[Rows from a figure dataset]
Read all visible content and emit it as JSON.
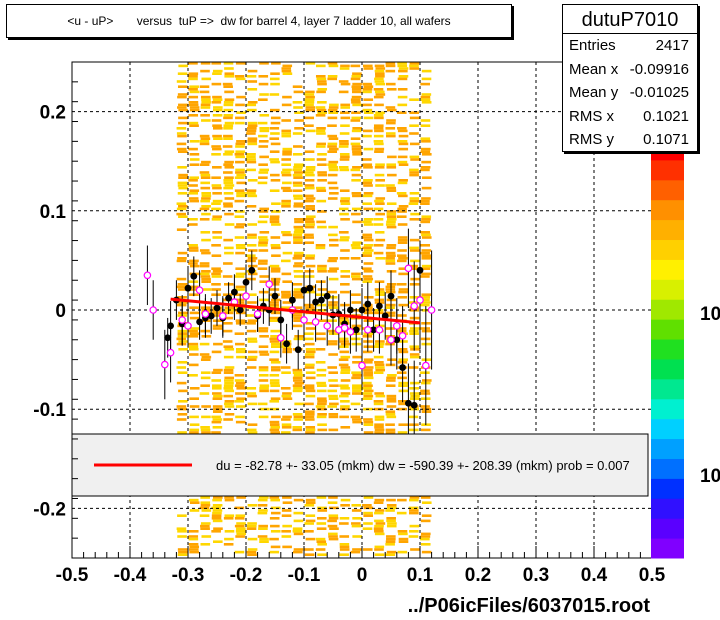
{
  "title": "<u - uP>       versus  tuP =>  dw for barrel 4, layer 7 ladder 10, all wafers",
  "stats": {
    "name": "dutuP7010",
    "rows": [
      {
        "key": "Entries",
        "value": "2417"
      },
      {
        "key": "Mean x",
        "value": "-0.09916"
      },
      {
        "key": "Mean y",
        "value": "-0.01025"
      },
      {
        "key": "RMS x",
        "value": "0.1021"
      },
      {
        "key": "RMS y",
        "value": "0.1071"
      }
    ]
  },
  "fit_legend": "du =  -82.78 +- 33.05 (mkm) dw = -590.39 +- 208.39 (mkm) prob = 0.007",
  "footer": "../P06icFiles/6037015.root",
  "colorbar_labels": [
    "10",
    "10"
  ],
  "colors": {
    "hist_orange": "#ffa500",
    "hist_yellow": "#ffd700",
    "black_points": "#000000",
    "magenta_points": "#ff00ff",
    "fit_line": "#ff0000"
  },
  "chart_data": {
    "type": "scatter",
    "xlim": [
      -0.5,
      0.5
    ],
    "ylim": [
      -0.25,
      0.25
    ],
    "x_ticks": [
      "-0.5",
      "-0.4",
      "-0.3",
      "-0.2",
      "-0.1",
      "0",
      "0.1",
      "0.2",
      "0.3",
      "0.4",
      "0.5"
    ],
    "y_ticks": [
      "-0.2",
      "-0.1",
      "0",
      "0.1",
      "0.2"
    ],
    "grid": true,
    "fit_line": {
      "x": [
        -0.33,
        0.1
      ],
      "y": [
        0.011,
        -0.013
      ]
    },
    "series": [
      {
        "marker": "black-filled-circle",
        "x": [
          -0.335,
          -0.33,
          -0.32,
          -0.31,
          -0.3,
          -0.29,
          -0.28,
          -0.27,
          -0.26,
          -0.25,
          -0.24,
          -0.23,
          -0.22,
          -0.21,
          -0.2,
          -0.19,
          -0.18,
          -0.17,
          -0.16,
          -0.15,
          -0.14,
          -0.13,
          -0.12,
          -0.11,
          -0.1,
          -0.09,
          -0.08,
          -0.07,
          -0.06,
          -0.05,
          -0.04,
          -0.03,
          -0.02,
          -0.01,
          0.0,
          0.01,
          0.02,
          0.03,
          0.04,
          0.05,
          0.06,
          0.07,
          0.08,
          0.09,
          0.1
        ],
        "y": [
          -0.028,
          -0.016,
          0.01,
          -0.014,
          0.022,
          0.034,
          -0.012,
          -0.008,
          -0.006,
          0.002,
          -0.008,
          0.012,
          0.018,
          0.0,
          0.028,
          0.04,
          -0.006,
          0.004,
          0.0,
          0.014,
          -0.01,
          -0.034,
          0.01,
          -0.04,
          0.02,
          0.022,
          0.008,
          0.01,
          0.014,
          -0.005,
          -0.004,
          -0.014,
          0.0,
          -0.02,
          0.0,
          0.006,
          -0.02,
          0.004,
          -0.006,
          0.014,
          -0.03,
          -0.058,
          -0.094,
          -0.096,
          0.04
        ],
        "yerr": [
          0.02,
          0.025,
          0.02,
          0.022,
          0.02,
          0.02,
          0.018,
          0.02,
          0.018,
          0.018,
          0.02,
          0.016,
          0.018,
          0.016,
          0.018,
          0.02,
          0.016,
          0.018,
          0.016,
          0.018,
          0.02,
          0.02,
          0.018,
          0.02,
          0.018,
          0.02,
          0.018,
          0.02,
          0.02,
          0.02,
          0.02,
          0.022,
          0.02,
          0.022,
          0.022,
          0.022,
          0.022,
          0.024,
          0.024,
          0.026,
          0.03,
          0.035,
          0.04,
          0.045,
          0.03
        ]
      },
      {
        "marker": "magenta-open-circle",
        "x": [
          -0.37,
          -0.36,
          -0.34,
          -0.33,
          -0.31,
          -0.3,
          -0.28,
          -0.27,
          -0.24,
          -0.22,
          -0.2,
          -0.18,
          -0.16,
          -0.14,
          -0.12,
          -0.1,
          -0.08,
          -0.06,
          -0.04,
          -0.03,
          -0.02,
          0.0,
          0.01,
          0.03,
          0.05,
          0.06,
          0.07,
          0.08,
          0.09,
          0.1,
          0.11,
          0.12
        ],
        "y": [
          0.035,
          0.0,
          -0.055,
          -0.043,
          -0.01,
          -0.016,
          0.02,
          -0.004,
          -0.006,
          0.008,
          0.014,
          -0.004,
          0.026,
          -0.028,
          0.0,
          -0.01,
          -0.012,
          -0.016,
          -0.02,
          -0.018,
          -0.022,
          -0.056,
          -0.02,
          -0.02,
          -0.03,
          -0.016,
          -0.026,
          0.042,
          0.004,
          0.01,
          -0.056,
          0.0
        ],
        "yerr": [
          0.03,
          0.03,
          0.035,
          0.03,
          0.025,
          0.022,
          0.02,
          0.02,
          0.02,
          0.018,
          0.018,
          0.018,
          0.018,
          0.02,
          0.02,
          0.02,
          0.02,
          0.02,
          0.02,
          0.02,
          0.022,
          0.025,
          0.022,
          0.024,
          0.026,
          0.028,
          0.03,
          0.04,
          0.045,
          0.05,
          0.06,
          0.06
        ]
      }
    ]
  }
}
==
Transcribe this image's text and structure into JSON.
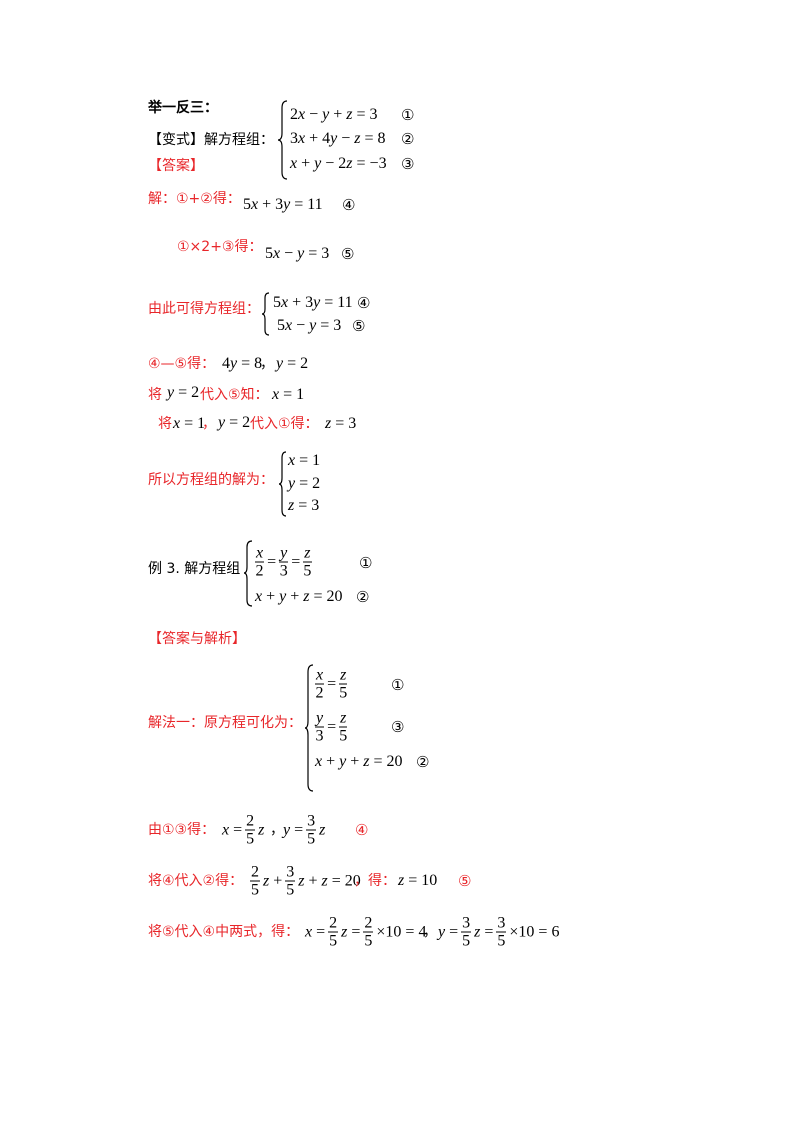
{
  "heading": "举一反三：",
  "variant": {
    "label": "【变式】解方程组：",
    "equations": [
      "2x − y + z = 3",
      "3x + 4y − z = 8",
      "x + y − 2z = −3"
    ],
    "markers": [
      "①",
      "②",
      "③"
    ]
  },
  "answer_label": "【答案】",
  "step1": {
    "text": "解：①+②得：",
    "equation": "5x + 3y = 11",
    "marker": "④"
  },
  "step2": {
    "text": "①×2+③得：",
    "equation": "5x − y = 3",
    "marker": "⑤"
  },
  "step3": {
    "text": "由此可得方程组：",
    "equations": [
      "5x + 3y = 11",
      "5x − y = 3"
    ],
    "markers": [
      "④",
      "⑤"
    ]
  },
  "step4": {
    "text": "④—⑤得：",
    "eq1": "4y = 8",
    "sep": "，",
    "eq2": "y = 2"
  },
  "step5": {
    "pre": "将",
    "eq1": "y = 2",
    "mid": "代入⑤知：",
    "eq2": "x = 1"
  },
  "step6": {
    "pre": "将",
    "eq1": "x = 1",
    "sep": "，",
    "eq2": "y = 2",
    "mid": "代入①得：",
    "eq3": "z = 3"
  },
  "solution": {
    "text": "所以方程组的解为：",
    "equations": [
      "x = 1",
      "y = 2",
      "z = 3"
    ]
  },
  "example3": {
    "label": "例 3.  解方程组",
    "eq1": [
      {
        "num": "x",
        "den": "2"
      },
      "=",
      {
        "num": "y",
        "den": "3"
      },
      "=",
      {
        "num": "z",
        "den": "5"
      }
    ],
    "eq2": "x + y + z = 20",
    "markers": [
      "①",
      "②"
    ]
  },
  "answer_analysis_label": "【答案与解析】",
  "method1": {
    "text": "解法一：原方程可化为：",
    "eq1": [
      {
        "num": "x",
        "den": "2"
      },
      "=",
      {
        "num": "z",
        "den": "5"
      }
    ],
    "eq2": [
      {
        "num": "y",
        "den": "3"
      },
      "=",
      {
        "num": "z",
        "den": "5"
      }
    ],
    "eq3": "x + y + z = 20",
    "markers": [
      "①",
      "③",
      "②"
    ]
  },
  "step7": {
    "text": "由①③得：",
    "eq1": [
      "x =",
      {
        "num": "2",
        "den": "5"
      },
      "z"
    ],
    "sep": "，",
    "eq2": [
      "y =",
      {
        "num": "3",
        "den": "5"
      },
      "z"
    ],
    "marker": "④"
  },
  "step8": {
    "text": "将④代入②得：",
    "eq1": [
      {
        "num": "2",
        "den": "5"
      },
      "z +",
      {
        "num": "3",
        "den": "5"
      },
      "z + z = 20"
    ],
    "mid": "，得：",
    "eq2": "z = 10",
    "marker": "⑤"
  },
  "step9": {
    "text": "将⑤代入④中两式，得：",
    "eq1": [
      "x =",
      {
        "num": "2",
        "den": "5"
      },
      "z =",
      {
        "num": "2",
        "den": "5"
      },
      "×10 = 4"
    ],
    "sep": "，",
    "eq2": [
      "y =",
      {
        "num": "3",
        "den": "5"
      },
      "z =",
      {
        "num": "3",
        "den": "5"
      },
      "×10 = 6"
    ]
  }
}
* * *
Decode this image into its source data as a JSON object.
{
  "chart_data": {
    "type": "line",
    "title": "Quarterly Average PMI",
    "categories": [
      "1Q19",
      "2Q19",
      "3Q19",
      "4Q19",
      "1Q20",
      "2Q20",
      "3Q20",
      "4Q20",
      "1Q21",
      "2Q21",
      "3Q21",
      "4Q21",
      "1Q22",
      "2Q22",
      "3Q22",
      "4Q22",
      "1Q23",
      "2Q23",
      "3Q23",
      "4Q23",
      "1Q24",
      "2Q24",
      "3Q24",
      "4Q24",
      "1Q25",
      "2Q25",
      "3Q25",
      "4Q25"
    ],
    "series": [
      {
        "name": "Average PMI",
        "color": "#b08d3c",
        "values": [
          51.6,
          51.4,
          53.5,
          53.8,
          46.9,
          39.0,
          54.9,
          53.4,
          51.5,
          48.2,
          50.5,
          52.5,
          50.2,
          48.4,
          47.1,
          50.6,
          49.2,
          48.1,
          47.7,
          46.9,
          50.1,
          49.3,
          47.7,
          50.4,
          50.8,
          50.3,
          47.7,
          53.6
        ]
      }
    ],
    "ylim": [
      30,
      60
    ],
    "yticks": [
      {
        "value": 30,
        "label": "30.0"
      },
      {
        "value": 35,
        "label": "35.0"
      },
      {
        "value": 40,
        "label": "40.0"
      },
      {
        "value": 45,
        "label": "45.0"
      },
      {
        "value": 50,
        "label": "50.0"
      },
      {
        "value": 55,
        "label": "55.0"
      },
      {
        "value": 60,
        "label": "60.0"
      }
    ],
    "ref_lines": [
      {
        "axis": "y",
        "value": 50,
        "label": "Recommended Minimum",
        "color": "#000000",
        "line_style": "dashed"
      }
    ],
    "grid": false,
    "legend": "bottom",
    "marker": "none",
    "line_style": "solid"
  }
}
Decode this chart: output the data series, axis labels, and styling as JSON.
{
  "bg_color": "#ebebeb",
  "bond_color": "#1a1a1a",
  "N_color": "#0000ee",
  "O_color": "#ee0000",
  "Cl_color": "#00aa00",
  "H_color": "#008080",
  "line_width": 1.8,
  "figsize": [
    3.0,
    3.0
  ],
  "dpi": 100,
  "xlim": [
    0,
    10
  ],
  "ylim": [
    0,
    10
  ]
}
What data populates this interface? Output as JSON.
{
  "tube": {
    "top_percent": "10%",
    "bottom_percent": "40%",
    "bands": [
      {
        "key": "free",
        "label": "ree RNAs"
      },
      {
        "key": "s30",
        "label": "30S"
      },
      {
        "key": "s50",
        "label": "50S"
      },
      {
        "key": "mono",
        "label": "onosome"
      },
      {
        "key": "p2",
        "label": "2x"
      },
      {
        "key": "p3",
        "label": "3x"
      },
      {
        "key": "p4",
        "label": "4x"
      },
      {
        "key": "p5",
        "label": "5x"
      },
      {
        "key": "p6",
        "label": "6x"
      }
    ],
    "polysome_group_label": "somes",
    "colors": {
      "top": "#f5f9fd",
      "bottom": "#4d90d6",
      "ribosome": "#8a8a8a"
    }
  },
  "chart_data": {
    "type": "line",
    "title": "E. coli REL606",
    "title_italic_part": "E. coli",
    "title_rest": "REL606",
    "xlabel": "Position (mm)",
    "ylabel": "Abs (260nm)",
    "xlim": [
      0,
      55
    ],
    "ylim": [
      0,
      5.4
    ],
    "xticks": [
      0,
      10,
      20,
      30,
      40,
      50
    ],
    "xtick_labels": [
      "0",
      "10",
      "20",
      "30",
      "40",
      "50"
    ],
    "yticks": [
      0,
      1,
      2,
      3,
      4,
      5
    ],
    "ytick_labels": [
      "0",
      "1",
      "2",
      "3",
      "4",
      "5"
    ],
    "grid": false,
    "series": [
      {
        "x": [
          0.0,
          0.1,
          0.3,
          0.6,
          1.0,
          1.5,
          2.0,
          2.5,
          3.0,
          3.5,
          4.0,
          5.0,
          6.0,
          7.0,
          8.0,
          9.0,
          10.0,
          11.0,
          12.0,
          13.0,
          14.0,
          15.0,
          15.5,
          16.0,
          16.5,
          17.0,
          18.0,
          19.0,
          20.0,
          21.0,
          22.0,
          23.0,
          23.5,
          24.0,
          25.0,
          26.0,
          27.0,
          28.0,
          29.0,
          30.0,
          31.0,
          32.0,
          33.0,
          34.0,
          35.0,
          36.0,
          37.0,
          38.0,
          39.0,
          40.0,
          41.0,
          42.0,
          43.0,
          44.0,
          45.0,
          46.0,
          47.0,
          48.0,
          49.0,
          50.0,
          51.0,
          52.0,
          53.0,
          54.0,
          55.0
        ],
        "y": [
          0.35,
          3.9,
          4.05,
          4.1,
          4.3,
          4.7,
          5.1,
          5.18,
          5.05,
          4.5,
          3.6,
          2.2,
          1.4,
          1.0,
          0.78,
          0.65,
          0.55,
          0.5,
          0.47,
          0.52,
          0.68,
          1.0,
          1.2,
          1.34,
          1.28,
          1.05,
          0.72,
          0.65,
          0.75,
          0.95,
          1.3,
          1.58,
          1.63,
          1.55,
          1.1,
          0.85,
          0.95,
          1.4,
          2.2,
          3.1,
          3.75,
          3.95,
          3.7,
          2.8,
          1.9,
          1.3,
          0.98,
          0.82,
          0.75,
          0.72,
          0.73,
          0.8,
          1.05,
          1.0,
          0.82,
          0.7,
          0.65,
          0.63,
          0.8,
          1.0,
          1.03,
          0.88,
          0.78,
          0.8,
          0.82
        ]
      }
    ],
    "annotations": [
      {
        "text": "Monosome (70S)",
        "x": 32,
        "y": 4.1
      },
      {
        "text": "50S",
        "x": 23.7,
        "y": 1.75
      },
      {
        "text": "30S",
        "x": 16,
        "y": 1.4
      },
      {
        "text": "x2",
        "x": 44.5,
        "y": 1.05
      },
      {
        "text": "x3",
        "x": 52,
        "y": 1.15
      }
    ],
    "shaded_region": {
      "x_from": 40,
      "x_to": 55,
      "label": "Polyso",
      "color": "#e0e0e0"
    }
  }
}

**Exercise objective**: In the records above, collect each line with "Average".

**Answer for this exercise**:
    "title": "Quarterly Average PMI",
        "name": "Average PMI",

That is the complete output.